**WRITTEN INSTRUCTION:** Every record must be transcribed in its entirety, apart from the images, which are to be omitted.

**RECORDED DATA:**
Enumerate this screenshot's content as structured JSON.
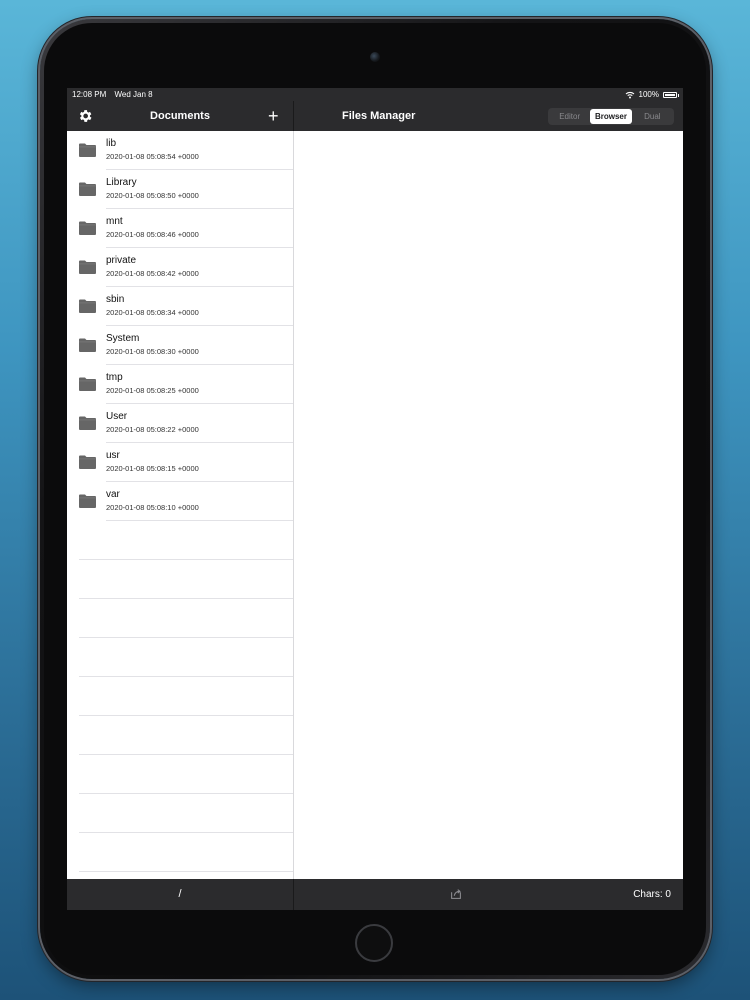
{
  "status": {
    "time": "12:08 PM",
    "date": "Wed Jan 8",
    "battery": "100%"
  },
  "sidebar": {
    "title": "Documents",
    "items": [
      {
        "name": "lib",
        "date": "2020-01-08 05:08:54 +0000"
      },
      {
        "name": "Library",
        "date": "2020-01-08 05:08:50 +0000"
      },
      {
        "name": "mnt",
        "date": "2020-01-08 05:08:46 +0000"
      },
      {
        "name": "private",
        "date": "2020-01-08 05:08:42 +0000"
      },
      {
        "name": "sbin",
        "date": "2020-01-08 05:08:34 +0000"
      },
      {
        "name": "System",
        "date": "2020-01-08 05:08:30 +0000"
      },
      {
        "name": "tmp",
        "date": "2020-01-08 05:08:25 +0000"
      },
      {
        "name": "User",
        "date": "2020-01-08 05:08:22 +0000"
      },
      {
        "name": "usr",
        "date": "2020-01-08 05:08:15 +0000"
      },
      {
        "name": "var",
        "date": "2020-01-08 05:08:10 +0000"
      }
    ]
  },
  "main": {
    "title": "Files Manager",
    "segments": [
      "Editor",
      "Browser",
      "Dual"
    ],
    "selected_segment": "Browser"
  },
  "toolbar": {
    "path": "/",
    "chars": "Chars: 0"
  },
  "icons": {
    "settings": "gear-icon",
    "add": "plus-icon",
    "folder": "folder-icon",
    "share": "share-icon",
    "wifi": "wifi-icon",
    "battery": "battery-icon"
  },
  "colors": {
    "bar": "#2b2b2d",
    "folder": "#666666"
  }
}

**SOLUTION FOR THIS TASK:**
Enumerate this screenshot's content as structured JSON.
{
  "status": {
    "time": "12:08 PM",
    "date": "Wed Jan 8",
    "battery": "100%"
  },
  "sidebar": {
    "title": "Documents",
    "items": [
      {
        "name": "lib",
        "date": "2020-01-08 05:08:54 +0000"
      },
      {
        "name": "Library",
        "date": "2020-01-08 05:08:50 +0000"
      },
      {
        "name": "mnt",
        "date": "2020-01-08 05:08:46 +0000"
      },
      {
        "name": "private",
        "date": "2020-01-08 05:08:42 +0000"
      },
      {
        "name": "sbin",
        "date": "2020-01-08 05:08:34 +0000"
      },
      {
        "name": "System",
        "date": "2020-01-08 05:08:30 +0000"
      },
      {
        "name": "tmp",
        "date": "2020-01-08 05:08:25 +0000"
      },
      {
        "name": "User",
        "date": "2020-01-08 05:08:22 +0000"
      },
      {
        "name": "usr",
        "date": "2020-01-08 05:08:15 +0000"
      },
      {
        "name": "var",
        "date": "2020-01-08 05:08:10 +0000"
      }
    ]
  },
  "main": {
    "title": "Files Manager",
    "segments": [
      "Editor",
      "Browser",
      "Dual"
    ],
    "selected_segment": "Browser"
  },
  "toolbar": {
    "path": "/",
    "chars": "Chars: 0"
  },
  "icons": {
    "settings": "gear-icon",
    "add": "plus-icon",
    "folder": "folder-icon",
    "share": "share-icon",
    "wifi": "wifi-icon",
    "battery": "battery-icon"
  },
  "colors": {
    "bar": "#2b2b2d",
    "folder": "#666666"
  }
}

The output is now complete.